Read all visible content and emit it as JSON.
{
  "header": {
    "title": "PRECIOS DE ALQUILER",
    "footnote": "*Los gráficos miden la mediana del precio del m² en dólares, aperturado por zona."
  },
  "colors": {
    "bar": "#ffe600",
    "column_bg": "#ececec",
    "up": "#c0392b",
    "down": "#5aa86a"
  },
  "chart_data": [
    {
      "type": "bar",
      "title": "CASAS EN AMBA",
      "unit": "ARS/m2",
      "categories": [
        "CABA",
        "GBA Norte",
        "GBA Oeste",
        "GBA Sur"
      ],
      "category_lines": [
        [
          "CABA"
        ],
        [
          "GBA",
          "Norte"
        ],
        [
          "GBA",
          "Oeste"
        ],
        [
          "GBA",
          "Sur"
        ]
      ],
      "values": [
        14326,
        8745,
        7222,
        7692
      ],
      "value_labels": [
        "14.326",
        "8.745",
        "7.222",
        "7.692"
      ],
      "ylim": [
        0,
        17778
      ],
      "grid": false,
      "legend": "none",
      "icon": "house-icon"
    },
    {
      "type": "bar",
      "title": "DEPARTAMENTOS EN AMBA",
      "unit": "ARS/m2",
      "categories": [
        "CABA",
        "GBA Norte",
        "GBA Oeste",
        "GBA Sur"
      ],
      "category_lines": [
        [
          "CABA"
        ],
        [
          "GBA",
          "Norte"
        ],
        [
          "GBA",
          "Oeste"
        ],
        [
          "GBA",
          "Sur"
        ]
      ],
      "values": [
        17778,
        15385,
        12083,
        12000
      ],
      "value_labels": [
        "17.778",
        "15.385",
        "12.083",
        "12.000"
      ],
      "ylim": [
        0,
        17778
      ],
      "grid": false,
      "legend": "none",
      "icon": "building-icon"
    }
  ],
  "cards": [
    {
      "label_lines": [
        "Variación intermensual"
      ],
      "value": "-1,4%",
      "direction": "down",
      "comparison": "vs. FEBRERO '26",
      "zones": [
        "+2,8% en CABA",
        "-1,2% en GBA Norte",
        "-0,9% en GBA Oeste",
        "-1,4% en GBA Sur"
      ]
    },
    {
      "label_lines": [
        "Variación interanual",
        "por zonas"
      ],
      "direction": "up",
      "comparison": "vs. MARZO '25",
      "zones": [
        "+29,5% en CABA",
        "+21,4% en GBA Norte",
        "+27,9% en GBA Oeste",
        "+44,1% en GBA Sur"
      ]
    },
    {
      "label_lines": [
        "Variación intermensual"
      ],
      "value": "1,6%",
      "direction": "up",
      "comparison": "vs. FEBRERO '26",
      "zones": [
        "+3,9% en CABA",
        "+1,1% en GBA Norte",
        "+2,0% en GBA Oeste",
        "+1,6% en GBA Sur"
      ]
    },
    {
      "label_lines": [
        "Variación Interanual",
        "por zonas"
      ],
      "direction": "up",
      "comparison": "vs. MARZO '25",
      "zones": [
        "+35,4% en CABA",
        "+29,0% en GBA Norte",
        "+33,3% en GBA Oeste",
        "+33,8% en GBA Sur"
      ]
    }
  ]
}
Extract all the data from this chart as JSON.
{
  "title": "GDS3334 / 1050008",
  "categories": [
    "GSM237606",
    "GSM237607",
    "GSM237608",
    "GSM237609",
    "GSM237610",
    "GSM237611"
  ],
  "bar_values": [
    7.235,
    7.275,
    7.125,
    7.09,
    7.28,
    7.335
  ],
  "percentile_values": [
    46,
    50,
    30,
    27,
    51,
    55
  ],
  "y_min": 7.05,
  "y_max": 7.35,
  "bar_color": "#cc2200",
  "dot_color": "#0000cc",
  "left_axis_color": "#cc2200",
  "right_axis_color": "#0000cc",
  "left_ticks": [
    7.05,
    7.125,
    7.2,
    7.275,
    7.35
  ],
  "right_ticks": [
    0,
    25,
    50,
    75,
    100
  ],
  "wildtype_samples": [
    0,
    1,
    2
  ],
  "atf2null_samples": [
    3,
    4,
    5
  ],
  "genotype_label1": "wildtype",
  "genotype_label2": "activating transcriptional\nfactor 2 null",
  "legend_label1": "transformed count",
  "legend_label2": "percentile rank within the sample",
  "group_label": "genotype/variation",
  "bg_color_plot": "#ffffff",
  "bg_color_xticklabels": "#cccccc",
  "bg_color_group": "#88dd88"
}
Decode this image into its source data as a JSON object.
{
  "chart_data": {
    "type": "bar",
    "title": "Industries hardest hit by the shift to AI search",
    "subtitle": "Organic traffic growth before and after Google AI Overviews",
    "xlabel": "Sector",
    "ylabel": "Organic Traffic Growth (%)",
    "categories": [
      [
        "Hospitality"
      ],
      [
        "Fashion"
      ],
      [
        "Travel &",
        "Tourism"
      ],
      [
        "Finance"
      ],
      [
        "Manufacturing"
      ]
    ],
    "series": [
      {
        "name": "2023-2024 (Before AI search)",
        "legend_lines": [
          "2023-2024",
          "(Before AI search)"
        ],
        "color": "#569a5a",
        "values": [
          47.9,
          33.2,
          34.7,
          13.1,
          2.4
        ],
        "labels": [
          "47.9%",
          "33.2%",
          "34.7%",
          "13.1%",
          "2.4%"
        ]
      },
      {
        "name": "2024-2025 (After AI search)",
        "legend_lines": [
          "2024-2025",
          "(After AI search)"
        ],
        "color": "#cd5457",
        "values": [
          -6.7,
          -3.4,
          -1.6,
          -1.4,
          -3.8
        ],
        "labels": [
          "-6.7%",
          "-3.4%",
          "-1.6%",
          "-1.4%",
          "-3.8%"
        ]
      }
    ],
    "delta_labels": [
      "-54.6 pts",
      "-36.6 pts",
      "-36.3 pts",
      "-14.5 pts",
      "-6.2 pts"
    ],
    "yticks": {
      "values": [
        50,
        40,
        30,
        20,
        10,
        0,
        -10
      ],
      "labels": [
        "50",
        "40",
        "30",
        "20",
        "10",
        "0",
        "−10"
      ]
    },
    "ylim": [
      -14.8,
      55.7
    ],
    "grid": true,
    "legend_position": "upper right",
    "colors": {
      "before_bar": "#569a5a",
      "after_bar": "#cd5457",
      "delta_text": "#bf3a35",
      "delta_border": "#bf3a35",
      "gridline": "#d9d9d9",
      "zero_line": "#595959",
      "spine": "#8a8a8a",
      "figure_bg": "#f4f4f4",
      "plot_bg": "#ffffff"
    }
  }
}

+++

» **EXERCISE REQUIREMENTS**
Reproduce every line of the data verbatim.

» **ANSWER TO THE PROBLEM**
Read all visible content and emit it as JSON.
{
  "header": {
    "title": "PRECIOS DE ALQUILER",
    "footnote": "*Los gráficos miden la mediana del precio del m² en dólares, aperturado por zona."
  },
  "colors": {
    "bar": "#ffe600",
    "column_bg": "#ececec",
    "up": "#c0392b",
    "down": "#5aa86a"
  },
  "chart_data": [
    {
      "type": "bar",
      "title": "CASAS EN AMBA",
      "unit": "ARS/m2",
      "categories": [
        "CABA",
        "GBA Norte",
        "GBA Oeste",
        "GBA Sur"
      ],
      "category_lines": [
        [
          "CABA"
        ],
        [
          "GBA",
          "Norte"
        ],
        [
          "GBA",
          "Oeste"
        ],
        [
          "GBA",
          "Sur"
        ]
      ],
      "values": [
        14326,
        8745,
        7222,
        7692
      ],
      "value_labels": [
        "14.326",
        "8.745",
        "7.222",
        "7.692"
      ],
      "ylim": [
        0,
        17778
      ],
      "grid": false,
      "legend": "none",
      "icon": "house-icon"
    },
    {
      "type": "bar",
      "title": "DEPARTAMENTOS EN AMBA",
      "unit": "ARS/m2",
      "categories": [
        "CABA",
        "GBA Norte",
        "GBA Oeste",
        "GBA Sur"
      ],
      "category_lines": [
        [
          "CABA"
        ],
        [
          "GBA",
          "Norte"
        ],
        [
          "GBA",
          "Oeste"
        ],
        [
          "GBA",
          "Sur"
        ]
      ],
      "values": [
        17778,
        15385,
        12083,
        12000
      ],
      "value_labels": [
        "17.778",
        "15.385",
        "12.083",
        "12.000"
      ],
      "ylim": [
        0,
        17778
      ],
      "grid": false,
      "legend": "none",
      "icon": "building-icon"
    }
  ],
  "cards": [
    {
      "label_lines": [
        "Variación intermensual"
      ],
      "value": "-1,4%",
      "direction": "down",
      "comparison": "vs. FEBRERO '26",
      "zones": [
        "+2,8% en CABA",
        "-1,2% en GBA Norte",
        "-0,9% en GBA Oeste",
        "-1,4% en GBA Sur"
      ]
    },
    {
      "label_lines": [
        "Variación interanual",
        "por zonas"
      ],
      "direction": "up",
      "comparison": "vs. MARZO '25",
      "zones": [
        "+29,5% en CABA",
        "+21,4% en GBA Norte",
        "+27,9% en GBA Oeste",
        "+44,1% en GBA Sur"
      ]
    },
    {
      "label_lines": [
        "Variación intermensual"
      ],
      "value": "1,6%",
      "direction": "up",
      "comparison": "vs. FEBRERO '26",
      "zones": [
        "+3,9% en CABA",
        "+1,1% en GBA Norte",
        "+2,0% en GBA Oeste",
        "+1,6% en GBA Sur"
      ]
    },
    {
      "label_lines": [
        "Variación Interanual",
        "por zonas"
      ],
      "direction": "up",
      "comparison": "vs. MARZO '25",
      "zones": [
        "+35,4% en CABA",
        "+29,0% en GBA Norte",
        "+33,3% en GBA Oeste",
        "+33,8% en GBA Sur"
      ]
    }
  ]
}
Extract all the data from this chart as JSON.
{
  "title": "GDS3334 / 1050008",
  "categories": [
    "GSM237606",
    "GSM237607",
    "GSM237608",
    "GSM237609",
    "GSM237610",
    "GSM237611"
  ],
  "bar_values": [
    7.235,
    7.275,
    7.125,
    7.09,
    7.28,
    7.335
  ],
  "percentile_values": [
    46,
    50,
    30,
    27,
    51,
    55
  ],
  "y_min": 7.05,
  "y_max": 7.35,
  "bar_color": "#cc2200",
  "dot_color": "#0000cc",
  "left_axis_color": "#cc2200",
  "right_axis_color": "#0000cc",
  "left_ticks": [
    7.05,
    7.125,
    7.2,
    7.275,
    7.35
  ],
  "right_ticks": [
    0,
    25,
    50,
    75,
    100
  ],
  "wildtype_samples": [
    0,
    1,
    2
  ],
  "atf2null_samples": [
    3,
    4,
    5
  ],
  "genotype_label1": "wildtype",
  "genotype_label2": "activating transcriptional\nfactor 2 null",
  "legend_label1": "transformed count",
  "legend_label2": "percentile rank within the sample",
  "group_label": "genotype/variation",
  "bg_color_plot": "#ffffff",
  "bg_color_xticklabels": "#cccccc",
  "bg_color_group": "#88dd88"
}
Decode this image into its source data as a JSON object.
{
  "chart_data": {
    "type": "bar",
    "title": "Industries hardest hit by the shift to AI search",
    "subtitle": "Organic traffic growth before and after Google AI Overviews",
    "xlabel": "Sector",
    "ylabel": "Organic Traffic Growth (%)",
    "categories": [
      [
        "Hospitality"
      ],
      [
        "Fashion"
      ],
      [
        "Travel &",
        "Tourism"
      ],
      [
        "Finance"
      ],
      [
        "Manufacturing"
      ]
    ],
    "series": [
      {
        "name": "2023-2024 (Before AI search)",
        "legend_lines": [
          "2023-2024",
          "(Before AI search)"
        ],
        "color": "#569a5a",
        "values": [
          47.9,
          33.2,
          34.7,
          13.1,
          2.4
        ],
        "labels": [
          "47.9%",
          "33.2%",
          "34.7%",
          "13.1%",
          "2.4%"
        ]
      },
      {
        "name": "2024-2025 (After AI search)",
        "legend_lines": [
          "2024-2025",
          "(After AI search)"
        ],
        "color": "#cd5457",
        "values": [
          -6.7,
          -3.4,
          -1.6,
          -1.4,
          -3.8
        ],
        "labels": [
          "-6.7%",
          "-3.4%",
          "-1.6%",
          "-1.4%",
          "-3.8%"
        ]
      }
    ],
    "delta_labels": [
      "-54.6 pts",
      "-36.6 pts",
      "-36.3 pts",
      "-14.5 pts",
      "-6.2 pts"
    ],
    "yticks": {
      "values": [
        50,
        40,
        30,
        20,
        10,
        0,
        -10
      ],
      "labels": [
        "50",
        "40",
        "30",
        "20",
        "10",
        "0",
        "−10"
      ]
    },
    "ylim": [
      -14.8,
      55.7
    ],
    "grid": true,
    "legend_position": "upper right",
    "colors": {
      "before_bar": "#569a5a",
      "after_bar": "#cd5457",
      "delta_text": "#bf3a35",
      "delta_border": "#bf3a35",
      "gridline": "#d9d9d9",
      "zero_line": "#595959",
      "spine": "#8a8a8a",
      "figure_bg": "#f4f4f4",
      "plot_bg": "#ffffff"
    }
  }
}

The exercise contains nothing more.